# What is needed:
Please pull out every line that includes the string "background".

-- Begin Entries supplied --

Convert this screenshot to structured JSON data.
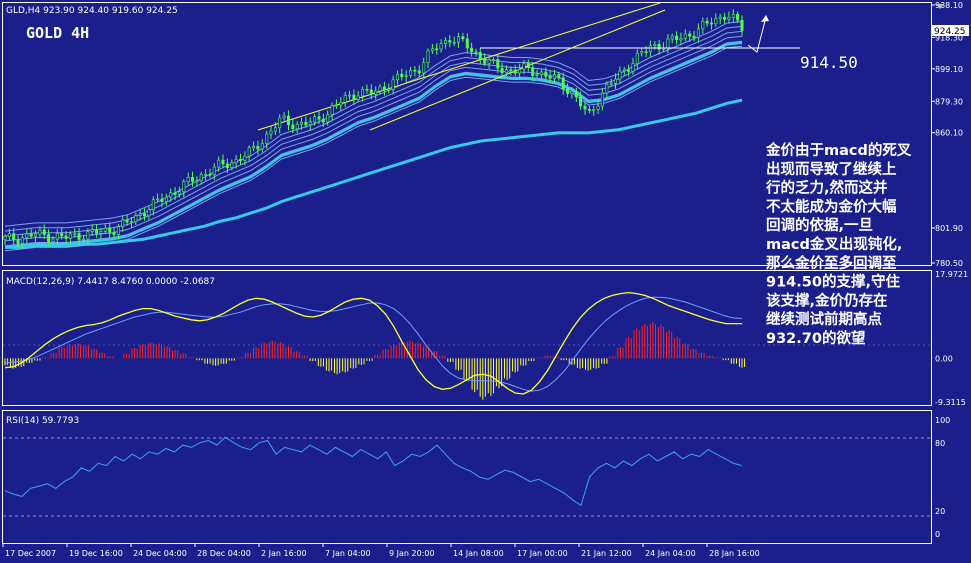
{
  "header": {
    "symbol_line": "GLD,H4  923.90 924.40 919.60 924.25",
    "title": "GOLD 4H",
    "level_label": "914.50",
    "last_price": "924.25"
  },
  "annotation": {
    "lines": [
      "金价由于macd的死叉",
      "出现而导致了继续上",
      "行的乏力,然而这并",
      "不太能成为金价大幅",
      "回调的依据,一旦",
      "macd金叉出现钝化,",
      "那么金价至多回调至",
      "914.50的支撑,守住",
      "该支撑,金价仍存在",
      "继续测试前期高点",
      "932.70的欲望"
    ]
  },
  "colors": {
    "background": "#1a1f8c",
    "candles": "#4dff4d",
    "ma_thick": "#38c8e8",
    "ma_thin": "#8fb8ff",
    "channel": "#ffff33",
    "macd_line": "#ffff33",
    "macd_signal": "#6fa0ff",
    "hist_up": "#ff2020",
    "hist_down": "#ffff33",
    "rsi_line": "#3fa0ff",
    "grid_text": "#ffffff",
    "level_line": "#ffffff"
  },
  "chart_data": [
    {
      "type": "line",
      "title": "GLD,H4 923.90 924.40 919.60 924.25",
      "ylim": [
        780.5,
        938.1
      ],
      "y_ticks": [
        "938.10",
        "918.30",
        "899.10",
        "879.30",
        "860.10",
        "801.90",
        "780.50"
      ],
      "highlighted_price": "924.25",
      "level": "914.50",
      "x_labels": [
        "17 Dec 2007",
        "19 Dec 16:00",
        "24 Dec 04:00",
        "28 Dec 04:00",
        "2 Jan 16:00",
        "7 Jan 04:00",
        "9 Jan 20:00",
        "14 Jan 08:00",
        "17 Jan 00:00",
        "21 Jan 12:00",
        "24 Jan 04:00",
        "28 Jan 16:00"
      ],
      "series": [
        {
          "values": [
            795,
            796,
            798,
            797,
            796,
            798,
            799,
            801,
            805,
            812,
            818,
            824,
            830,
            835,
            840,
            843,
            848,
            858,
            868,
            865,
            866,
            872,
            880,
            885,
            884,
            890,
            895,
            900,
            912,
            918,
            914,
            906,
            900,
            898,
            899,
            896,
            892,
            884,
            870,
            886,
            895,
            905,
            912,
            915,
            918,
            922,
            928,
            932.7,
            924.25
          ]
        },
        {
          "values": [
            794,
            795,
            796,
            796,
            796,
            797,
            798,
            799,
            801,
            805,
            809,
            814,
            819,
            824,
            829,
            833,
            837,
            843,
            850,
            853,
            856,
            860,
            865,
            870,
            873,
            877,
            881,
            885,
            892,
            898,
            900,
            899,
            898,
            897,
            897,
            896,
            894,
            890,
            883,
            884,
            887,
            892,
            897,
            901,
            905,
            909,
            913,
            918,
            919
          ]
        },
        {
          "values": [
            790,
            790,
            791,
            791,
            791,
            792,
            792,
            793,
            794,
            795,
            797,
            799,
            801,
            803,
            806,
            808,
            811,
            814,
            818,
            821,
            824,
            827,
            830,
            833,
            836,
            839,
            842,
            845,
            848,
            851,
            853,
            855,
            856,
            857,
            858,
            859,
            860,
            860,
            860,
            861,
            862,
            864,
            866,
            868,
            870,
            872,
            875,
            878,
            880
          ]
        }
      ]
    },
    {
      "type": "bar",
      "title": "MACD(12,26,9) 7.4417 8.4760 0.0000 -2.0687",
      "ylim": [
        -9.3115,
        17.9721
      ],
      "y_ticks": [
        "17.9721",
        "0.00",
        "-9.3115"
      ],
      "series": [
        {
          "name": "histogram",
          "values": [
            -1.5,
            -2.2,
            -1.8,
            -1.0,
            -0.5,
            0.3,
            1.2,
            2.4,
            3.0,
            3.2,
            2.8,
            2.0,
            1.2,
            0.4,
            0.0,
            1.0,
            2.2,
            3.0,
            3.4,
            3.2,
            2.6,
            1.8,
            1.0,
            0.2,
            -0.4,
            -1.2,
            -1.6,
            -1.2,
            -0.5,
            0.2,
            1.2,
            2.4,
            3.4,
            3.8,
            3.4,
            2.6,
            1.5,
            0.6,
            -0.6,
            -1.8,
            -2.8,
            -3.4,
            -3.0,
            -2.2,
            -1.4,
            -0.6,
            0.8,
            2.0,
            3.0,
            3.6,
            3.8,
            3.4,
            2.6,
            1.6,
            0.6,
            -0.8,
            -2.6,
            -4.8,
            -7.2,
            -8.8,
            -8.0,
            -6.4,
            -4.6,
            -3.0,
            -1.6,
            -0.6,
            0.2,
            0.6,
            0.4,
            -0.4,
            -1.4,
            -2.2,
            -2.6,
            -2.2,
            -1.2,
            0.4,
            2.4,
            4.6,
            6.4,
            7.4,
            7.8,
            7.2,
            6.0,
            4.6,
            3.2,
            2.0,
            1.2,
            0.6,
            0.2,
            -0.4,
            -1.2,
            -2.0
          ]
        },
        {
          "name": "macd",
          "values": [
            -2.0,
            -1.8,
            -1.0,
            0.2,
            1.6,
            3.0,
            4.2,
            5.2,
            6.0,
            6.6,
            7.0,
            7.2,
            7.6,
            8.2,
            9.0,
            9.6,
            10.2,
            10.6,
            10.6,
            10.2,
            9.6,
            9.0,
            8.6,
            8.2,
            8.0,
            8.2,
            8.8,
            9.6,
            10.6,
            11.6,
            12.4,
            12.8,
            12.6,
            12.0,
            11.2,
            10.4,
            9.6,
            9.0,
            8.8,
            9.2,
            10.0,
            11.0,
            12.0,
            12.6,
            12.8,
            12.4,
            11.2,
            9.4,
            6.8,
            3.6,
            0.6,
            -2.4,
            -4.6,
            -6.0,
            -6.6,
            -6.4,
            -5.6,
            -4.6,
            -3.6,
            -3.4,
            -3.8,
            -5.0,
            -6.4,
            -7.4,
            -7.6,
            -6.8,
            -5.0,
            -2.6,
            0.4,
            3.4,
            6.2,
            8.6,
            10.4,
            11.8,
            12.8,
            13.4,
            13.8,
            14.0,
            13.8,
            13.4,
            12.8,
            12.0,
            11.2,
            10.6,
            10.0,
            9.4,
            8.8,
            8.2,
            7.8,
            7.4,
            7.4,
            7.4
          ]
        },
        {
          "name": "signal",
          "values": [
            -1.0,
            -0.8,
            -0.6,
            -0.2,
            0.4,
            1.2,
            2.0,
            2.8,
            3.6,
            4.4,
            5.2,
            5.8,
            6.4,
            7.0,
            7.6,
            8.2,
            8.8,
            9.2,
            9.6,
            9.8,
            9.8,
            9.6,
            9.4,
            9.2,
            9.0,
            8.8,
            8.8,
            9.0,
            9.4,
            9.8,
            10.4,
            11.0,
            11.4,
            11.6,
            11.6,
            11.4,
            11.0,
            10.6,
            10.2,
            10.0,
            10.0,
            10.2,
            10.6,
            11.0,
            11.4,
            11.8,
            11.8,
            11.4,
            10.6,
            9.2,
            7.4,
            5.2,
            2.8,
            0.6,
            -1.6,
            -3.2,
            -4.2,
            -4.6,
            -4.8,
            -4.8,
            -4.8,
            -5.0,
            -5.4,
            -6.0,
            -6.6,
            -7.0,
            -6.8,
            -6.0,
            -4.6,
            -2.8,
            -0.6,
            1.8,
            4.0,
            6.0,
            7.8,
            9.2,
            10.4,
            11.4,
            12.2,
            12.8,
            13.0,
            13.0,
            12.8,
            12.4,
            12.0,
            11.4,
            10.8,
            10.2,
            9.6,
            9.0,
            8.6,
            8.5
          ]
        }
      ]
    },
    {
      "type": "line",
      "title": "RSI(14) 59.7793",
      "ylim": [
        0,
        100
      ],
      "y_ticks": [
        "100",
        "80",
        "20",
        "0"
      ],
      "series": [
        {
          "values": [
            38,
            35,
            33,
            40,
            42,
            44,
            40,
            46,
            50,
            58,
            55,
            62,
            60,
            68,
            64,
            70,
            66,
            72,
            70,
            75,
            72,
            78,
            76,
            80,
            82,
            78,
            85,
            80,
            76,
            74,
            80,
            82,
            70,
            76,
            74,
            72,
            78,
            74,
            70,
            76,
            72,
            68,
            74,
            70,
            66,
            72,
            60,
            64,
            70,
            68,
            72,
            78,
            70,
            62,
            58,
            55,
            50,
            48,
            52,
            56,
            54,
            50,
            46,
            48,
            44,
            40,
            36,
            30,
            25,
            50,
            58,
            62,
            58,
            64,
            60,
            66,
            70,
            64,
            68,
            72,
            66,
            70,
            68,
            74,
            70,
            66,
            62,
            60
          ]
        }
      ]
    }
  ]
}
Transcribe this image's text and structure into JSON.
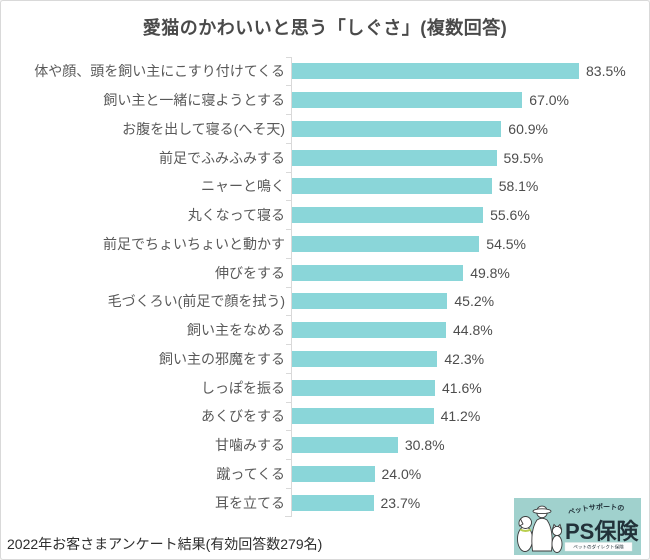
{
  "title": "愛猫のかわいいと思う「しぐさ」(複数回答)",
  "footer": {
    "note": "2022年お客さまアンケート結果(有効回答数279名)"
  },
  "logo": {
    "tagline_top": "ペットサポートの",
    "brand": "PS保険",
    "tagline_bottom": "ペットのダイレクト保険",
    "background": "#a0d1cd",
    "text_color": "#22323a"
  },
  "colors": {
    "bar": "#8ad6d9",
    "axis": "#d9d9d9",
    "label_text": "#595959",
    "value_text": "#4d4d4d"
  },
  "chart_data": {
    "type": "bar",
    "orientation": "horizontal",
    "title": "愛猫のかわいいと思う「しぐさ」(複数回答)",
    "categories": [
      "体や顔、頭を飼い主にこすり付けてくる",
      "飼い主と一緒に寝ようとする",
      "お腹を出して寝る(へそ天)",
      "前足でふみふみする",
      "ニャーと鳴く",
      "丸くなって寝る",
      "前足でちょいちょいと動かす",
      "伸びをする",
      "毛づくろい(前足で顔を拭う)",
      "飼い主をなめる",
      "飼い主の邪魔をする",
      "しっぽを振る",
      "あくびをする",
      "甘噛みする",
      "蹴ってくる",
      "耳を立てる"
    ],
    "values": [
      83.5,
      67.0,
      60.9,
      59.5,
      58.1,
      55.6,
      54.5,
      49.8,
      45.2,
      44.8,
      42.3,
      41.6,
      41.2,
      30.8,
      24.0,
      23.7
    ],
    "value_labels": [
      "83.5%",
      "67.0%",
      "60.9%",
      "59.5%",
      "58.1%",
      "55.6%",
      "54.5%",
      "49.8%",
      "45.2%",
      "44.8%",
      "42.3%",
      "41.6%",
      "41.2%",
      "30.8%",
      "24.0%",
      "23.7%"
    ],
    "unit": "%",
    "xlim": [
      0,
      100
    ],
    "grid": false,
    "legend": false,
    "sort": "descending",
    "bar_color": "#8ad6d9"
  }
}
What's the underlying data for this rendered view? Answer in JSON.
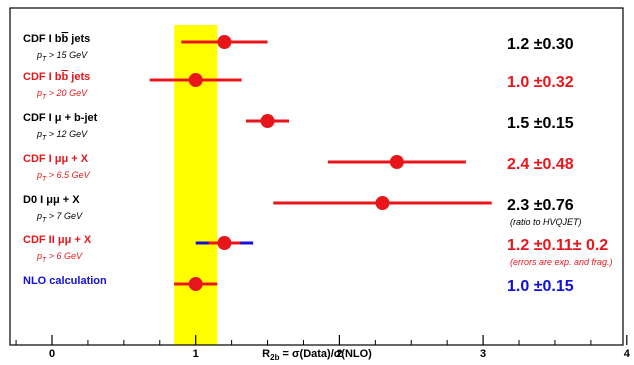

-- End Entries supplied --

# Response to the exercise:
    "background": "#1a1f8c",
    "background": "#a0d1cd",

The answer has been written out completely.